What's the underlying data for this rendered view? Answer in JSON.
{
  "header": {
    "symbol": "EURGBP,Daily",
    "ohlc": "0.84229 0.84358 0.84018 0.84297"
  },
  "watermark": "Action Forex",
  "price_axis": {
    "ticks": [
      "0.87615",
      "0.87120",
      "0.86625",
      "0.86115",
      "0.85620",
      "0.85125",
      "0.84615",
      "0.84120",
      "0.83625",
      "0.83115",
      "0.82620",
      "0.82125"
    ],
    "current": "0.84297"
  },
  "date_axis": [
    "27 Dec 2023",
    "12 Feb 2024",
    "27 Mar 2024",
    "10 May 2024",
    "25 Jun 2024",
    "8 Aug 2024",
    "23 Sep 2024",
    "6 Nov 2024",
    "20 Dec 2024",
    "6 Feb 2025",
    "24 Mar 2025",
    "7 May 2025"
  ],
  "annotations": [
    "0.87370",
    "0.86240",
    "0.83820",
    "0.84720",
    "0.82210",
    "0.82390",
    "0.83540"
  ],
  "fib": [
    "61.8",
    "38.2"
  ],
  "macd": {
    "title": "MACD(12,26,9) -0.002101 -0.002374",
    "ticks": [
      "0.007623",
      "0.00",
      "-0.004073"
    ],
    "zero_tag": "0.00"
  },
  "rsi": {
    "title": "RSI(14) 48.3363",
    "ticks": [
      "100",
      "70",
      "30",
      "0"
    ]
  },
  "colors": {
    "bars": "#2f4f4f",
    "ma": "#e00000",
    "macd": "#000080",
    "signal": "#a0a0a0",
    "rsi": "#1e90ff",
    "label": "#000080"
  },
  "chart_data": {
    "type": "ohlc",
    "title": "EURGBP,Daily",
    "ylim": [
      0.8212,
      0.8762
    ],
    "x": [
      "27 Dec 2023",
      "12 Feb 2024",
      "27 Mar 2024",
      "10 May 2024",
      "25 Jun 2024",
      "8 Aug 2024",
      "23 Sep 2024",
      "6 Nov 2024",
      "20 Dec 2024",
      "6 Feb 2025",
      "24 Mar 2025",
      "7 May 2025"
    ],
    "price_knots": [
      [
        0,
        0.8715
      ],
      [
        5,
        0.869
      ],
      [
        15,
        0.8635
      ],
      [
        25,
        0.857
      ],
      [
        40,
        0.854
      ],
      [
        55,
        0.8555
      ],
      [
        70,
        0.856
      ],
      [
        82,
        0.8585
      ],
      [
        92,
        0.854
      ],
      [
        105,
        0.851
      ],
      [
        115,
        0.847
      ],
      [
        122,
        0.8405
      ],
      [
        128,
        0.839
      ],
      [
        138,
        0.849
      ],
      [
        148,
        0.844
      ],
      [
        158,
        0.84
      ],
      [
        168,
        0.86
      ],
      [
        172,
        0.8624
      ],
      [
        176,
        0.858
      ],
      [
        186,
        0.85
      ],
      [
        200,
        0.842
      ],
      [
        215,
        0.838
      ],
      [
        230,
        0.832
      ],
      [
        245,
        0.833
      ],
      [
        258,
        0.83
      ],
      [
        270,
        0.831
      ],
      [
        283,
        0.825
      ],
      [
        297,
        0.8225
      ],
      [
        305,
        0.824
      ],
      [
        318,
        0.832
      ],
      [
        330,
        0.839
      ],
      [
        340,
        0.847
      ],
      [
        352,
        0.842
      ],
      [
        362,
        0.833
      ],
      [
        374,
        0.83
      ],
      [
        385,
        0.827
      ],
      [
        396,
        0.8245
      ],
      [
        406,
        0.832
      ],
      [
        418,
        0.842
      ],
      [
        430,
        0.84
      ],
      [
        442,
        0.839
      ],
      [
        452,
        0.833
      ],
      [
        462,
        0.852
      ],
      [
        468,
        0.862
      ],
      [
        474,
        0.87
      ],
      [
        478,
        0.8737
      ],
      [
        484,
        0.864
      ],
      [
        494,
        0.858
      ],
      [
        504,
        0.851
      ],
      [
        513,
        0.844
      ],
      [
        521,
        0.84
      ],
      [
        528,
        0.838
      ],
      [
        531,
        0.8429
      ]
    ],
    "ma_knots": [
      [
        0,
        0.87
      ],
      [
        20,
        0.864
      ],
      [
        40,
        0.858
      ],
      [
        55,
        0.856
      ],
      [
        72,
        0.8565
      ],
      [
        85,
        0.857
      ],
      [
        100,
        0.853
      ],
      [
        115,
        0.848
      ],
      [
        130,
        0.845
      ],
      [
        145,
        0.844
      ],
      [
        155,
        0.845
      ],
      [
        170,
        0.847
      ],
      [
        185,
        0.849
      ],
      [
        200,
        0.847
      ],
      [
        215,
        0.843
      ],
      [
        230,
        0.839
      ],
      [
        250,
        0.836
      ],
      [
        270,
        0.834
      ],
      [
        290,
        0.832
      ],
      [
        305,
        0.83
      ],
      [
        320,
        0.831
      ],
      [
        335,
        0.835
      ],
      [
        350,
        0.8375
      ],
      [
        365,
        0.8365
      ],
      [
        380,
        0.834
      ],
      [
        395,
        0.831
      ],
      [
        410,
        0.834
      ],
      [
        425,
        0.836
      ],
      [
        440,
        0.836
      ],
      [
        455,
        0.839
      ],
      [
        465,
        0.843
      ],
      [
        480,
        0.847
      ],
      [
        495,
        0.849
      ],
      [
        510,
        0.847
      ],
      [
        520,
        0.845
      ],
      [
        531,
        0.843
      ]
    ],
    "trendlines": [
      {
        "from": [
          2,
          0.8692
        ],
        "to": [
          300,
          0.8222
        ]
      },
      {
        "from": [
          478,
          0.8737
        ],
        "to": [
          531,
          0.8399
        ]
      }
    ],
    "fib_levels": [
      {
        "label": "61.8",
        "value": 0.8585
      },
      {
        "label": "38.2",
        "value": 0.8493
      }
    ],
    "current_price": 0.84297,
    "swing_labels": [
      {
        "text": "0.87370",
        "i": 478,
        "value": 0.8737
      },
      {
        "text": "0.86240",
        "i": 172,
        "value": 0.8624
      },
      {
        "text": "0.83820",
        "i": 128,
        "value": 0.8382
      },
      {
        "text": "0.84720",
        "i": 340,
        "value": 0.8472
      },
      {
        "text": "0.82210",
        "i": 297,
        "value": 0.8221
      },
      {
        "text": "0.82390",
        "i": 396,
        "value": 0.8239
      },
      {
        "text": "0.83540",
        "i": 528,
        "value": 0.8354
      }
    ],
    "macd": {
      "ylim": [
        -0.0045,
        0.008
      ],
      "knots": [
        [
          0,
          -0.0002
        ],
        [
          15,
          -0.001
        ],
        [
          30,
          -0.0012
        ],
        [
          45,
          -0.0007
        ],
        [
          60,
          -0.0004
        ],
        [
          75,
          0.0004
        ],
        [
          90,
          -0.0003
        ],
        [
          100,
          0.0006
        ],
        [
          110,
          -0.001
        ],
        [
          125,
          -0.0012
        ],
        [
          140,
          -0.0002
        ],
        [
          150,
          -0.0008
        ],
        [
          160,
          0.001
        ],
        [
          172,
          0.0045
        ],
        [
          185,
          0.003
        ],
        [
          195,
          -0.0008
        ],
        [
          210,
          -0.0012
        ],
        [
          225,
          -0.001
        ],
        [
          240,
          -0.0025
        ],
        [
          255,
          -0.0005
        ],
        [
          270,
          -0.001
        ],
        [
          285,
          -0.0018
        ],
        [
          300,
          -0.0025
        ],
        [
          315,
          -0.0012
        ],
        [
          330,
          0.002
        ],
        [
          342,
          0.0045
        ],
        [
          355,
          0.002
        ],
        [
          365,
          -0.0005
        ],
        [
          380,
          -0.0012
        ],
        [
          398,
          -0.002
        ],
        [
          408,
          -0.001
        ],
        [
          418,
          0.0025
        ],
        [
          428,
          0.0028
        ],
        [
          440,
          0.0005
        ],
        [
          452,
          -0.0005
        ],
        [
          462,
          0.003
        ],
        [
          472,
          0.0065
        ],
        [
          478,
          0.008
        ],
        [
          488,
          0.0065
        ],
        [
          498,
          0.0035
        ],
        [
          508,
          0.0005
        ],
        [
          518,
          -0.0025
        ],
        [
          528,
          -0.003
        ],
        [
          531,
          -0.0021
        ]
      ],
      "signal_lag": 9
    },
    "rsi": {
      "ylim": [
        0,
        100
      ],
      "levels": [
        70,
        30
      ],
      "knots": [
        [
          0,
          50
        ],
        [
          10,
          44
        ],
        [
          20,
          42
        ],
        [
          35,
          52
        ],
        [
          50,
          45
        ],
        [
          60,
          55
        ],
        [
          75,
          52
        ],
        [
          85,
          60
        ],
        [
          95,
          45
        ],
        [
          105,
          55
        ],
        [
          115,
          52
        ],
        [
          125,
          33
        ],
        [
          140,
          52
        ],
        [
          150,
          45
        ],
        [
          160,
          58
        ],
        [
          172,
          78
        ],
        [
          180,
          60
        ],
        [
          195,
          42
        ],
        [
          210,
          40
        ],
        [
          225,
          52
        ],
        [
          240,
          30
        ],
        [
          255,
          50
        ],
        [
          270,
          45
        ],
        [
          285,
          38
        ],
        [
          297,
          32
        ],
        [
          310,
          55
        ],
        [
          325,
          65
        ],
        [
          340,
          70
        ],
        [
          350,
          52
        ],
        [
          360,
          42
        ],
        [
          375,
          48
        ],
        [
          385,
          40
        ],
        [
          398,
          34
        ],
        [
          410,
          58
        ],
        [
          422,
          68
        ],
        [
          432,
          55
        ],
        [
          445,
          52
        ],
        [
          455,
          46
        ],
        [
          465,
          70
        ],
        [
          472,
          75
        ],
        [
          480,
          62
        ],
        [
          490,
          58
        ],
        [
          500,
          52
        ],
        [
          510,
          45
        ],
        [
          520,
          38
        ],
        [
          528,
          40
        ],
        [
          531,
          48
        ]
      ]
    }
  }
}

## Written request
Search the lines above for the string "value" and copy each line that has it.

## Exercise solution
        "value": 0.8585
        "value": 0.8493
        "value": 0.8737
        "value": 0.8624
        "value": 0.8382
        "value": 0.8472
        "value": 0.8221
        "value": 0.8239
        "value": 0.8354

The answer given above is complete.